§ **Data for processing**

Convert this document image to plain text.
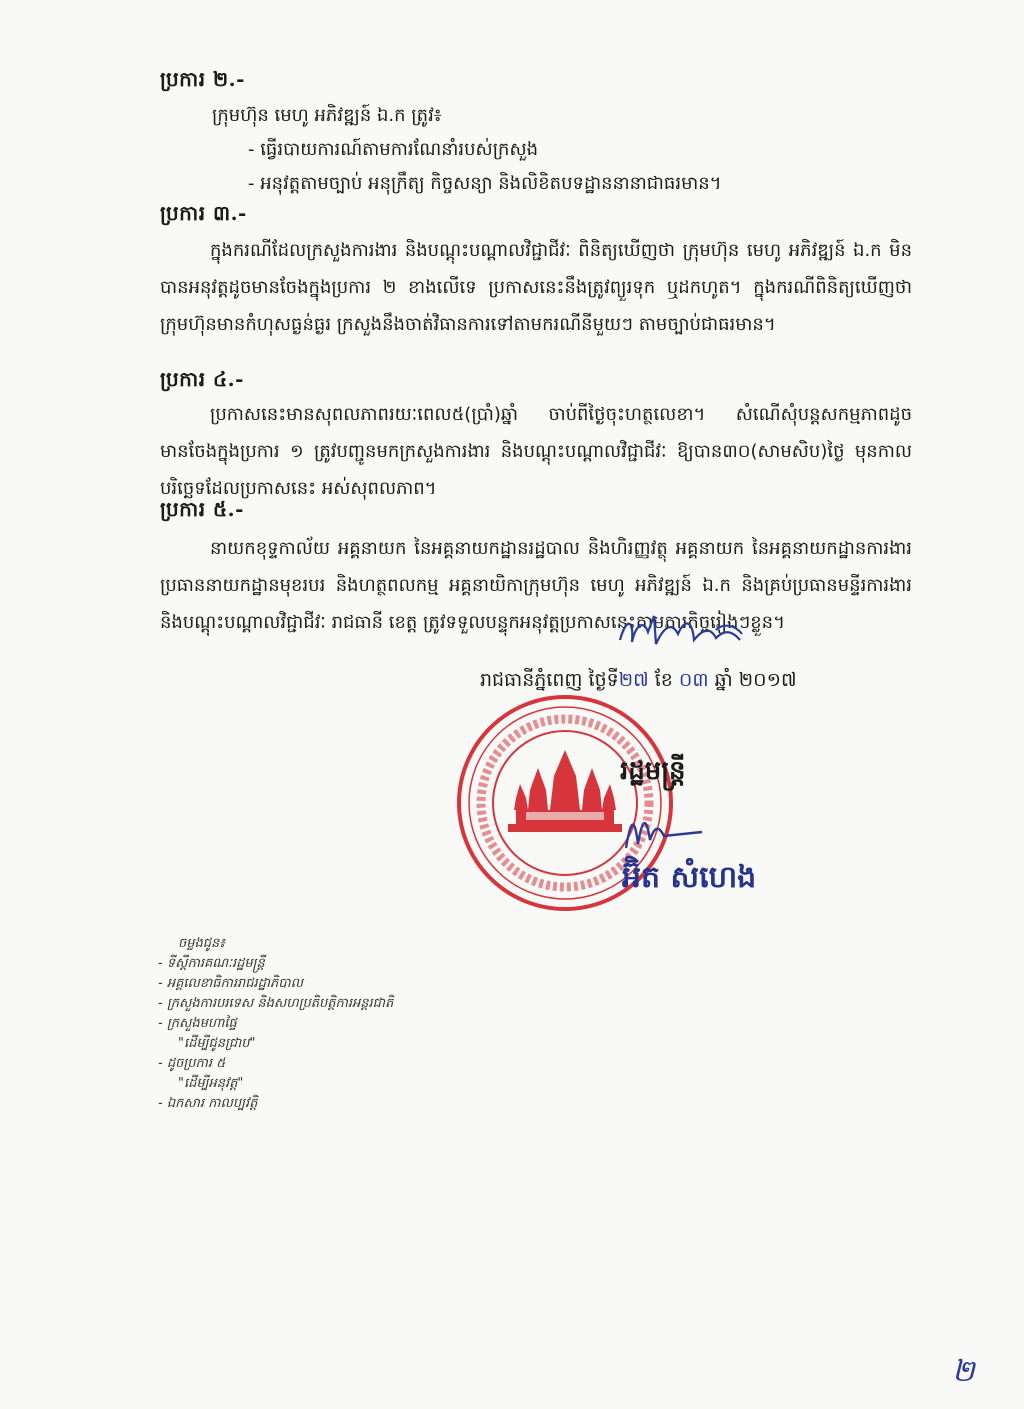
ប្រការ ២.-
ក្រុមហ៊ុន មេហូ អភិវឌ្ឍន៍ ឯ.ក ត្រូវ៖
- ធ្វើរបាយការណ៍តាមការណែនាំរបស់ក្រសួង
- អនុវត្តតាមច្បាប់ អនុក្រឹត្យ កិច្ចសន្យា និងលិខិតបទដ្ឋាននានាជាធរមាន។
ប្រការ ៣.-
ក្នុងករណីដែលក្រសួងការងារ និងបណ្តុះបណ្តាលវិជ្ជាជីវៈ ពិនិត្យឃើញថា ក្រុមហ៊ុន មេហូ អភិវឌ្ឍន៍ ឯ.ក មិនបានអនុវត្តដូចមានចែងក្នុងប្រការ ២ ខាងលើទេ ប្រកាសនេះនឹងត្រូវព្យួរទុក ឬដកហូត។ ក្នុងករណីពិនិត្យឃើញថា ក្រុមហ៊ុនមានកំហុសធ្ងន់ធ្ងរ ក្រសួងនឹងចាត់វិធានការទៅតាមករណីនីមួយៗ តាមច្បាប់ជាធរមាន។
ប្រការ ៤.-
ប្រកាសនេះមានសុពលភាពរយៈពេល៥(ប្រាំ)ឆ្នាំ ចាប់ពីថ្ងៃចុះហត្ថលេខា។ សំណើសុំបន្តសកម្មភាពដូចមានចែងក្នុងប្រការ ១ ត្រូវបញ្ជូនមកក្រសួងការងារ និងបណ្តុះបណ្តាលវិជ្ជាជីវៈ ឱ្យបាន៣០(សាមសិប)ថ្ងៃ មុនកាលបរិច្ឆេទដែលប្រកាសនេះ អស់សុពលភាព។
ប្រការ ៥.-
នាយកខុទ្ទកាល័យ អគ្គនាយក នៃអគ្គនាយកដ្ឋានរដ្ឋបាល និងហិរញ្ញវត្ថុ អគ្គនាយក នៃអគ្គនាយកដ្ឋានការងារ ប្រធាននាយកដ្ឋានមុខរបរ និងហត្ថពលកម្ម អគ្គនាយិកាក្រុមហ៊ុន មេហូ អភិវឌ្ឍន៍ ឯ.ក និងគ្រប់ប្រធានមន្ទីរការងារ និងបណ្តុះបណ្តាលវិជ្ជាជីវៈ រាជធានី ខេត្ត ត្រូវទទួលបន្ទុកអនុវត្តប្រកាសនេះតាមភារកិច្ចរៀងៗខ្លួន។
រាជធានីភ្នំពេញ ថ្ងៃទី២៧ ខែ ០៣ ឆ្នាំ ២០១៧
រដ្ឋមន្ត្រី
អ៊ិត សំហេង
ចម្លងជូន៖
- ទីស្តីការគណៈរដ្ឋមន្ត្រី
- អគ្គលេខាធិការរាជរដ្ឋាភិបាល
- ក្រសួងការបរទេស និងសហប្រតិបត្តិការអន្តរជាតិ
- ក្រសួងមហាផ្ទៃ
"ដើម្បីជូនជ្រាប"
- ដូចប្រការ ៥
"ដើម្បីអនុវត្ត"
- ឯកសារ កាលប្បវត្តិ
២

§ **Your task**
Copy out all the records exactly, excluding pictures.

§ **Correct answer**
Convert this document image to plain text.
ប្រការ ២.-
ក្រុមហ៊ុន មេហូ អភិវឌ្ឍន៍ ឯ.ក ត្រូវ៖
- ធ្វើរបាយការណ៍តាមការណែនាំរបស់ក្រសួង
- អនុវត្តតាមច្បាប់ អនុក្រឹត្យ កិច្ចសន្យា និងលិខិតបទដ្ឋាននានាជាធរមាន។
ប្រការ ៣.-
ក្នុងករណីដែលក្រសួងការងារ និងបណ្តុះបណ្តាលវិជ្ជាជីវៈ ពិនិត្យឃើញថា ក្រុមហ៊ុន មេហូ អភិវឌ្ឍន៍ ឯ.ក មិនបានអនុវត្តដូចមានចែងក្នុងប្រការ ២ ខាងលើទេ ប្រកាសនេះនឹងត្រូវព្យួរទុក ឬដកហូត។ ក្នុងករណីពិនិត្យឃើញថា ក្រុមហ៊ុនមានកំហុសធ្ងន់ធ្ងរ ក្រសួងនឹងចាត់វិធានការទៅតាមករណីនីមួយៗ តាមច្បាប់ជាធរមាន។
ប្រការ ៤.-
ប្រកាសនេះមានសុពលភាពរយៈពេល៥(ប្រាំ)ឆ្នាំ ចាប់ពីថ្ងៃចុះហត្ថលេខា។ សំណើសុំបន្តសកម្មភាពដូចមានចែងក្នុងប្រការ ១ ត្រូវបញ្ជូនមកក្រសួងការងារ និងបណ្តុះបណ្តាលវិជ្ជាជីវៈ ឱ្យបាន៣០(សាមសិប)ថ្ងៃ មុនកាលបរិច្ឆេទដែលប្រកាសនេះ អស់សុពលភាព។
ប្រការ ៥.-
នាយកខុទ្ទកាល័យ អគ្គនាយក នៃអគ្គនាយកដ្ឋានរដ្ឋបាល និងហិរញ្ញវត្ថុ អគ្គនាយក នៃអគ្គនាយកដ្ឋានការងារ ប្រធាននាយកដ្ឋានមុខរបរ និងហត្ថពលកម្ម អគ្គនាយិកាក្រុមហ៊ុន មេហូ អភិវឌ្ឍន៍ ឯ.ក និងគ្រប់ប្រធានមន្ទីរការងារ និងបណ្តុះបណ្តាលវិជ្ជាជីវៈ រាជធានី ខេត្ត ត្រូវទទួលបន្ទុកអនុវត្តប្រកាសនេះតាមភារកិច្ចរៀងៗខ្លួន។
រាជធានីភ្នំពេញ ថ្ងៃទី២៧ ខែ ០៣ ឆ្នាំ ២០១៧
រដ្ឋមន្ត្រី
អ៊ិត សំហេង
ចម្លងជូន៖
- ទីស្តីការគណៈរដ្ឋមន្ត្រី
- អគ្គលេខាធិការរាជរដ្ឋាភិបាល
- ក្រសួងការបរទេស និងសហប្រតិបត្តិការអន្តរជាតិ
- ក្រសួងមហាផ្ទៃ
"ដើម្បីជូនជ្រាប"
- ដូចប្រការ ៥
"ដើម្បីអនុវត្ត"
- ឯកសារ កាលប្បវត្តិ
២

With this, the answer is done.